**YOUR TASK**
Show every line below where "document" can be found.
Start of GIVEN DATA
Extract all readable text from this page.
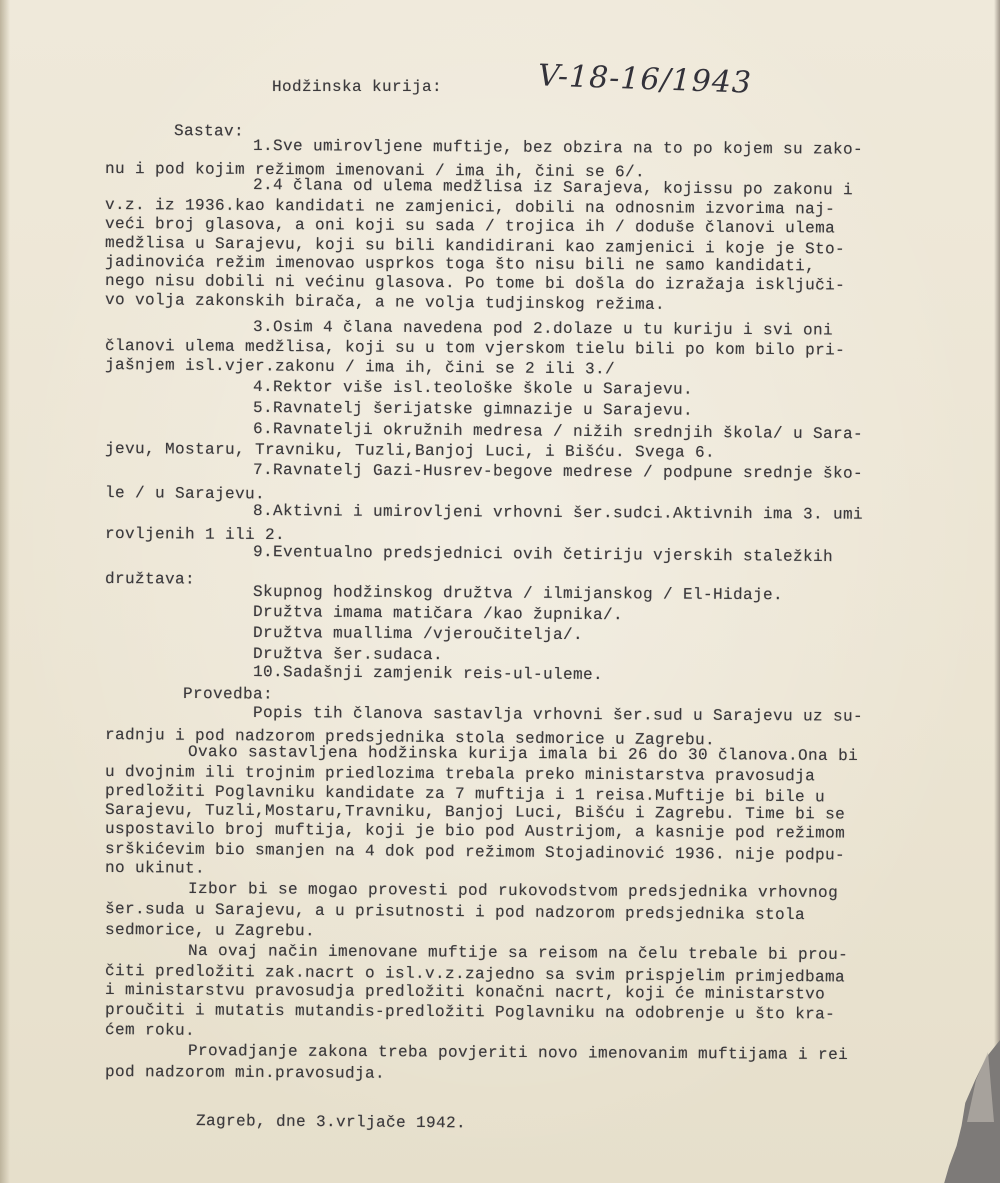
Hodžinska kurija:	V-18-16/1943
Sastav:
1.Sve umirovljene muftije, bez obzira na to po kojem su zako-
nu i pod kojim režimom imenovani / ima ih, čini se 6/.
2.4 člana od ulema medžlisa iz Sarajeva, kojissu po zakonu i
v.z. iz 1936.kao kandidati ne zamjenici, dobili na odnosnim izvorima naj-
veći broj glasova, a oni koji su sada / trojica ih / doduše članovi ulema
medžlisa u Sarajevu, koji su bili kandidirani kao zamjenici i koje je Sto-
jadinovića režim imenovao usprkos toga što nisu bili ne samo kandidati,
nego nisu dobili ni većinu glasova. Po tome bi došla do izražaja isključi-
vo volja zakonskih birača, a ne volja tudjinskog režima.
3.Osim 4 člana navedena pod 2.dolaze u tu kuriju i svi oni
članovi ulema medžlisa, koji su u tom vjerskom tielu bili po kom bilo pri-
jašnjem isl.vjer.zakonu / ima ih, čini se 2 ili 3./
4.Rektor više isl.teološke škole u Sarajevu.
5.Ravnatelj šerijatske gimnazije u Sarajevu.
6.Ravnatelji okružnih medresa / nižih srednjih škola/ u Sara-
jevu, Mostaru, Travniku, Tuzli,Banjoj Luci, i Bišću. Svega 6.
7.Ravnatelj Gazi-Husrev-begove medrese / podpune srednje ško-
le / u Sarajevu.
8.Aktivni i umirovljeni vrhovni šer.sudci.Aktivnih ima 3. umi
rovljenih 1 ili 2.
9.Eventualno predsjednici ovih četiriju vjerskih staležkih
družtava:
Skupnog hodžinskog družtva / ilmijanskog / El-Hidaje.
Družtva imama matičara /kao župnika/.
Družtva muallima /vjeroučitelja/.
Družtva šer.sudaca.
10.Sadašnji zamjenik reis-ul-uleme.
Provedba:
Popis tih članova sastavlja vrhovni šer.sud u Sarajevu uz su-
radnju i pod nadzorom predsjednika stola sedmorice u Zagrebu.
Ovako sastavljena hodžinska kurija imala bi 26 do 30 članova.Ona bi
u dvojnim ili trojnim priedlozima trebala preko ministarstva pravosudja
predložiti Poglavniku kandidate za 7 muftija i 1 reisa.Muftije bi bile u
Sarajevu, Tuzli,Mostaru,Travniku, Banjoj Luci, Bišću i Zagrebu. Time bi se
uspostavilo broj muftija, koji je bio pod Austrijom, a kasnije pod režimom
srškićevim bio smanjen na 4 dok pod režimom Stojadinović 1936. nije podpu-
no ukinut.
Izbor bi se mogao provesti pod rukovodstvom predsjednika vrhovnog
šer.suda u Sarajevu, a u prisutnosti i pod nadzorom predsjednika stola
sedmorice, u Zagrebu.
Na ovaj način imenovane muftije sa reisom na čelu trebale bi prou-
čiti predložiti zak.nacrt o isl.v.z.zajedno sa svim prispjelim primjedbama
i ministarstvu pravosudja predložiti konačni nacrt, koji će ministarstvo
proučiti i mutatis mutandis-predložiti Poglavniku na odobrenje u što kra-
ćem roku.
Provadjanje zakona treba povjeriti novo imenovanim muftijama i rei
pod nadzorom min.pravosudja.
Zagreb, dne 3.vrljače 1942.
End of GIVEN DATA
Start of GIVEN DATA
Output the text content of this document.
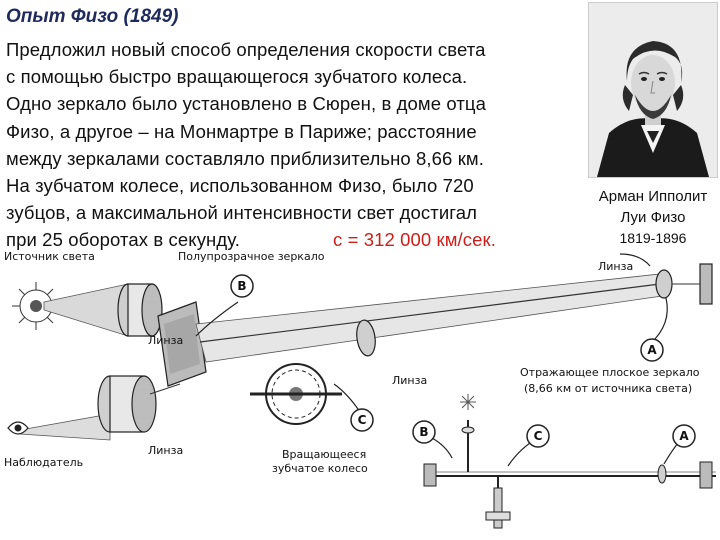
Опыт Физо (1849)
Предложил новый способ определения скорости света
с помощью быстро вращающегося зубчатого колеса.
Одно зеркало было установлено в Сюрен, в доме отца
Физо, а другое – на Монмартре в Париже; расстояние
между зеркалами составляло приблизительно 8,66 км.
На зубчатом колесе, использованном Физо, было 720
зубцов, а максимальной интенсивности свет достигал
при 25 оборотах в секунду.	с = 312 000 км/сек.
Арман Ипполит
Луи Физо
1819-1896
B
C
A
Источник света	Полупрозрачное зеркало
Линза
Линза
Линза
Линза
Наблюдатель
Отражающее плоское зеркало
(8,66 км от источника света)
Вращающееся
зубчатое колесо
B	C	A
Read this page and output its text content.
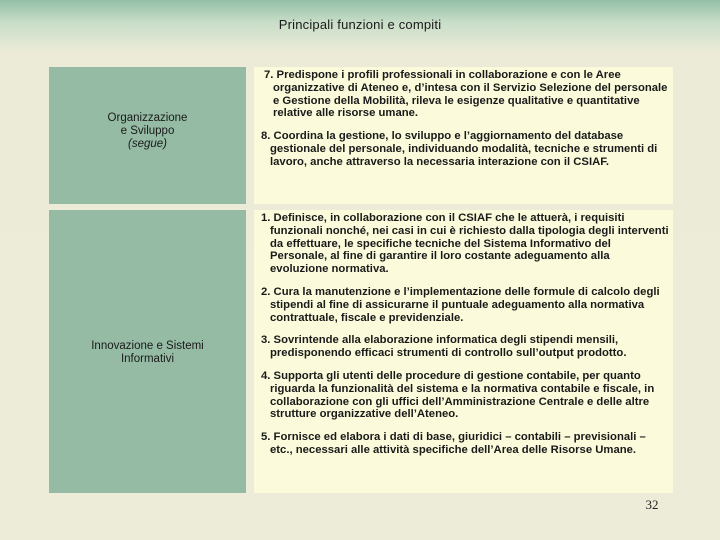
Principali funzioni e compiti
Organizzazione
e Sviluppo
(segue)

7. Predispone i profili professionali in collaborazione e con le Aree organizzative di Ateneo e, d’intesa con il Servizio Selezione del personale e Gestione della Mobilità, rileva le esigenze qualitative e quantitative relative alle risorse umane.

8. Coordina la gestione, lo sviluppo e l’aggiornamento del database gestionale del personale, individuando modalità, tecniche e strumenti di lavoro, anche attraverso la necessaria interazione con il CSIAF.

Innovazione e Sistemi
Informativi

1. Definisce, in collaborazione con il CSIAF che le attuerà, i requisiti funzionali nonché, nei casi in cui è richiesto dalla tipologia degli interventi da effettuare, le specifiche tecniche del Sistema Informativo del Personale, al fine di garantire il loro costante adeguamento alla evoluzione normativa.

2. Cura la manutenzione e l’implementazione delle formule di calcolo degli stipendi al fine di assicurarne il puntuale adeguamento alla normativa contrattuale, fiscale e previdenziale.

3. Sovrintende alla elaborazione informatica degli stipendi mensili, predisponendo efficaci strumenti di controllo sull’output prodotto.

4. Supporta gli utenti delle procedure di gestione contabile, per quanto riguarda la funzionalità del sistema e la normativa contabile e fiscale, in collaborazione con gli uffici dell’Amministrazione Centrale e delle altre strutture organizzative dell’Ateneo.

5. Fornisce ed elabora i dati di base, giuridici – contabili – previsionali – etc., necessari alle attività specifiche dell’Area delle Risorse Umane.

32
End of GIVEN DATA
Start of GIVEN DATA
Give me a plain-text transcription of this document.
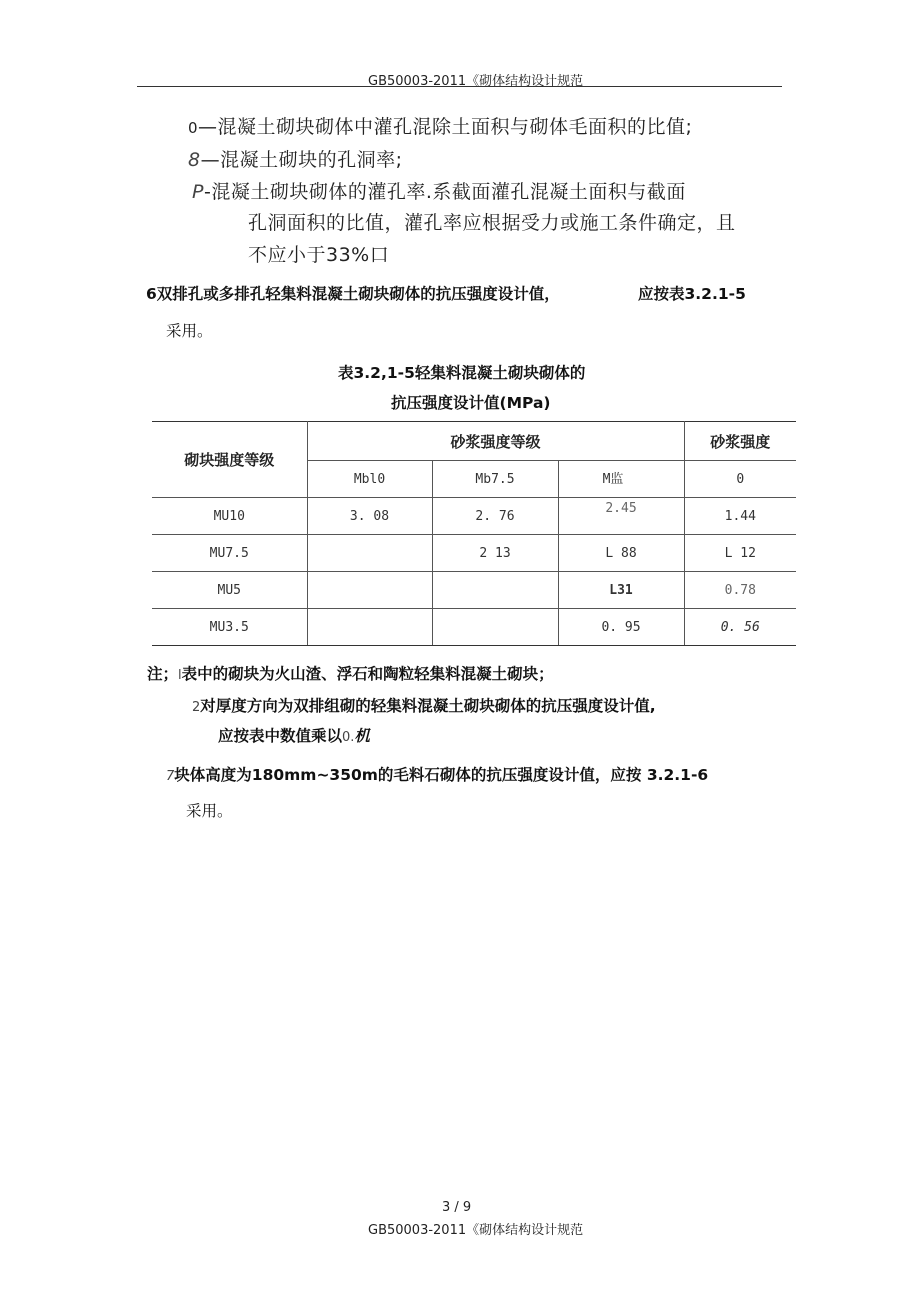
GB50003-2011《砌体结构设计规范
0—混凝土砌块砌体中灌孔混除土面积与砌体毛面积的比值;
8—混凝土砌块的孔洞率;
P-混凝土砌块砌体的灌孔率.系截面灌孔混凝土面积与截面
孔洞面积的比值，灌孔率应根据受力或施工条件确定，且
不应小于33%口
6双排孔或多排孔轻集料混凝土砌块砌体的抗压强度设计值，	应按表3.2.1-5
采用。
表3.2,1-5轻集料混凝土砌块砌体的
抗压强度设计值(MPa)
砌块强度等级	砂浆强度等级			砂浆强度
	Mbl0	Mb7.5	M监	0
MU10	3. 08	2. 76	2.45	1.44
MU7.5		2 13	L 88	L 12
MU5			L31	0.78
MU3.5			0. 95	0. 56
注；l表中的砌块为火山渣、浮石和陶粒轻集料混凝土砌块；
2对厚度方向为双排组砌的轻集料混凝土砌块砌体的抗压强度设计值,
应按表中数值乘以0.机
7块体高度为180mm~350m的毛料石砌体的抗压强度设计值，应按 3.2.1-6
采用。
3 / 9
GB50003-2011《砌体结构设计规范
End of GIVEN DATA
**OUTPUT BELOW**
Output the text content of this document.
Give me a plain-text transcription of this document.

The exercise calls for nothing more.